*** Text segment ***

Observations, learnings and growth curve of a retired CBSE Principal when she joined a school for less privileged girls.
I started my journey as an academic administrator almost 25 years ago in a private school in Jaipur as a Principal. I thought I had seen all until the day of my retirement. I had gathered ample experience and was content at a personal level that I had contributed to the noble cause of educating the younger generation.
Then I became part of Vimukti Girls School and it introduced me to a completely new aspect of education in our society. Working here I recalled a very famous quote – Education is a Right, Not a Privilege. I will be honest and admit that I understood this at much different level when I first met girls in our school. For them education is a privilege. We are helping girls from economically and socially weaker sections of the society to get their basic right of education. We are not in competition with any other school which is common among private schools catering to middle and high income groups.
Our race is with ourselves and with the evils of this society which obstruct the path of girls’ education, sometimes in the form of parents’ reluctance to send girls to school, sometimes in the form of poverty forcing girls to take up low-end jobs and sometimes in the form of community pressure to get the girls married off at an early age.
At Vimukti Girls School, we are providing free education to girls along with free uniforms, books, stationery, supplementary meals and subisidised transport.
Our passionate team of teachers, volunteers and professionals always aim to achieve excellence in our goals.

***

# Stated problem
Rewrite the principal's account, starting with "Our race is" and going on through "an early age.", with "poverty" changed to "hunger". The records that come next are separate material and are unrelated to the principal's account.

*** Data records ***

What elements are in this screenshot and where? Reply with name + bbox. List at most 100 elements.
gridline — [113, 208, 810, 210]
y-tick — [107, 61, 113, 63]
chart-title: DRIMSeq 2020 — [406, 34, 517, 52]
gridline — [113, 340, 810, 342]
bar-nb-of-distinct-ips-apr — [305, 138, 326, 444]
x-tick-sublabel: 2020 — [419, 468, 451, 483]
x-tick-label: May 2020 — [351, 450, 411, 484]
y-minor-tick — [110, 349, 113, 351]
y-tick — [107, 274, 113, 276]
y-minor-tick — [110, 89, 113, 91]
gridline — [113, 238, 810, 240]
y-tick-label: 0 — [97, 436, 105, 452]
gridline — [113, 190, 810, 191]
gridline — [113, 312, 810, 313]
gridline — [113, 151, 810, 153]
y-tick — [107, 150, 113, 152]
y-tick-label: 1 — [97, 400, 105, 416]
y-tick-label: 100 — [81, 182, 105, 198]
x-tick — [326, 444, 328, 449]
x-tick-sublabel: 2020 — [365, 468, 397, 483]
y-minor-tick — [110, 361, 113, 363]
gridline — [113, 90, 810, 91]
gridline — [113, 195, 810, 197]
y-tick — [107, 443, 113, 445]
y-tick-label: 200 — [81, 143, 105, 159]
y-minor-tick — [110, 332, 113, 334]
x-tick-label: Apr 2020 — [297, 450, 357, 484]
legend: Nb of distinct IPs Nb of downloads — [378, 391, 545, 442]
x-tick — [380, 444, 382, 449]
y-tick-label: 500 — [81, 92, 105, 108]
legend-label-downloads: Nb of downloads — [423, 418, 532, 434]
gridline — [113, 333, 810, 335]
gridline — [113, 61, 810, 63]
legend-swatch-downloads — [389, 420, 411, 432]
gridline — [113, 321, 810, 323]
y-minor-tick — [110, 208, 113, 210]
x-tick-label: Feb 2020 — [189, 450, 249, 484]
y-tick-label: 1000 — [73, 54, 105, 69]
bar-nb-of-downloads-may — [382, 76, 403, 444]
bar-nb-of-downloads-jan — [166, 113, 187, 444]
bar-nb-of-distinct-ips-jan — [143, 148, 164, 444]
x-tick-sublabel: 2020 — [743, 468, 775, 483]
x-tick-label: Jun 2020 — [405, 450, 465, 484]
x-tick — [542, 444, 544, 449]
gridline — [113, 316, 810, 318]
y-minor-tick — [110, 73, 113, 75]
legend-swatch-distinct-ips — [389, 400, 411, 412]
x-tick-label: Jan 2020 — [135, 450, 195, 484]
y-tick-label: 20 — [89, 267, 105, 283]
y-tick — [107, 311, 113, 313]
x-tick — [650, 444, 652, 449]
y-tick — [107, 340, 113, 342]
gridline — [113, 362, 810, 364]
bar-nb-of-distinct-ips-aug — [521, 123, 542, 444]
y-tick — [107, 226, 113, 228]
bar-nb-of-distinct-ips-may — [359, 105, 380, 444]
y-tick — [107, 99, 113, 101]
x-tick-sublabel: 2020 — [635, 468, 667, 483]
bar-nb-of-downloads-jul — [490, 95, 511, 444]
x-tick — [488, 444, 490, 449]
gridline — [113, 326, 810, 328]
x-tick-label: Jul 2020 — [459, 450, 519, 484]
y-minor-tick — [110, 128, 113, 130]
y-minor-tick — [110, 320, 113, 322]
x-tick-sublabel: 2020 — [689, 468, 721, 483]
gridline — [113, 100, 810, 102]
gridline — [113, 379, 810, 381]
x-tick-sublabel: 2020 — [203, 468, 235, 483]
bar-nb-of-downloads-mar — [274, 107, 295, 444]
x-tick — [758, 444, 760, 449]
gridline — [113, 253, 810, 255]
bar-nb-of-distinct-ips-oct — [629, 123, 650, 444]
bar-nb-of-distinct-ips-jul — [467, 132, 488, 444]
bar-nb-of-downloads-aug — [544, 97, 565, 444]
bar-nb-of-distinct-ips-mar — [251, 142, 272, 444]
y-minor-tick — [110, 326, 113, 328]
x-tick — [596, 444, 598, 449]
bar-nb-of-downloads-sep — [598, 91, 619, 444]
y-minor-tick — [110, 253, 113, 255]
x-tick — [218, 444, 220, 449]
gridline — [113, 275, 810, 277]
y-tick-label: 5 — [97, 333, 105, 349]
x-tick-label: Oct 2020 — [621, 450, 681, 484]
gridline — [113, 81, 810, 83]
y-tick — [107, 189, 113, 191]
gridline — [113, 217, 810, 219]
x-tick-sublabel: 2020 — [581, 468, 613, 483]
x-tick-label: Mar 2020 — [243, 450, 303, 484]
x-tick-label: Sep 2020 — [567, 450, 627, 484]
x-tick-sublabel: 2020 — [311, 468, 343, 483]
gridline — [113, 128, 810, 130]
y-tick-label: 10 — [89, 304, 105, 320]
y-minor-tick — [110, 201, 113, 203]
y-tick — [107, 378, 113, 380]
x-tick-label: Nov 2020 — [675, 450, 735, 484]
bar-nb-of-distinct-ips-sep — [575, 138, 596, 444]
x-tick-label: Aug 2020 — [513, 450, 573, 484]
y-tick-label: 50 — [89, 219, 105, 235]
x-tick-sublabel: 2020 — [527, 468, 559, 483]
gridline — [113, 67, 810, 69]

***

# Answer to the exercise
Our race is with ourselves and with the evils of this society which obstruct the path of girls’ education, sometimes in the form of parents’ reluctance to send girls to school, sometimes in the form of hunger forcing girls to take up low-end jobs and sometimes in the form of community pressure to get the girls married off at an early age.